**Your instructions**
Exactly repeat the material, dropping every picture from the copy.

**Dataset records**
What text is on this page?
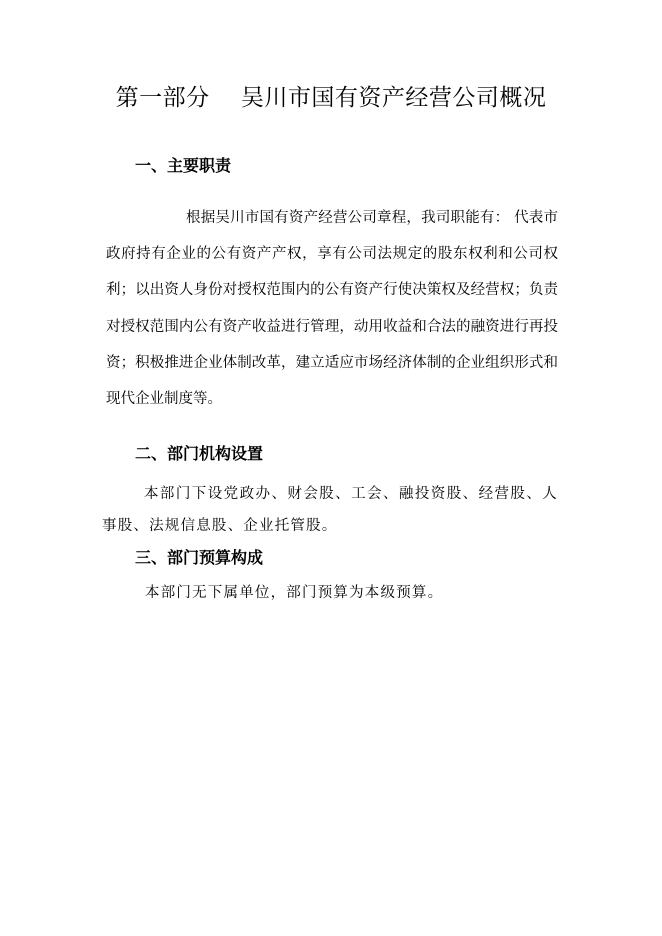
第一部分    吴川市国有资产经营公司概况
一、主要职责
根据吴川市国有资产经营公司章程，我司职能有： 代表市政府持有企业的公有资产产权，享有公司法规定的股东权利和公司权利；以出资人身份对授权范围内的公有资产行使决策权及经营权；负责对授权范围内公有资产收益进行管理，动用收益和合法的融资进行再投资；积极推进企业体制改革，建立适应市场经济体制的企业组织形式和现代企业制度等。
二、部门机构设置
本部门下设党政办、财会股、工会、融投资股、经营股、人事股、法规信息股、企业托管股。
三、部门预算构成
本部门无下属单位，部门预算为本级预算。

**The output**
What text is on this page?
第一部分    吴川市国有资产经营公司概况
一、主要职责
根据吴川市国有资产经营公司章程，我司职能有： 代表市政府持有企业的公有资产产权，享有公司法规定的股东权利和公司权利；以出资人身份对授权范围内的公有资产行使决策权及经营权；负责对授权范围内公有资产收益进行管理，动用收益和合法的融资进行再投资；积极推进企业体制改革，建立适应市场经济体制的企业组织形式和现代企业制度等。
二、部门机构设置
本部门下设党政办、财会股、工会、融投资股、经营股、人事股、法规信息股、企业托管股。
三、部门预算构成
本部门无下属单位，部门预算为本级预算。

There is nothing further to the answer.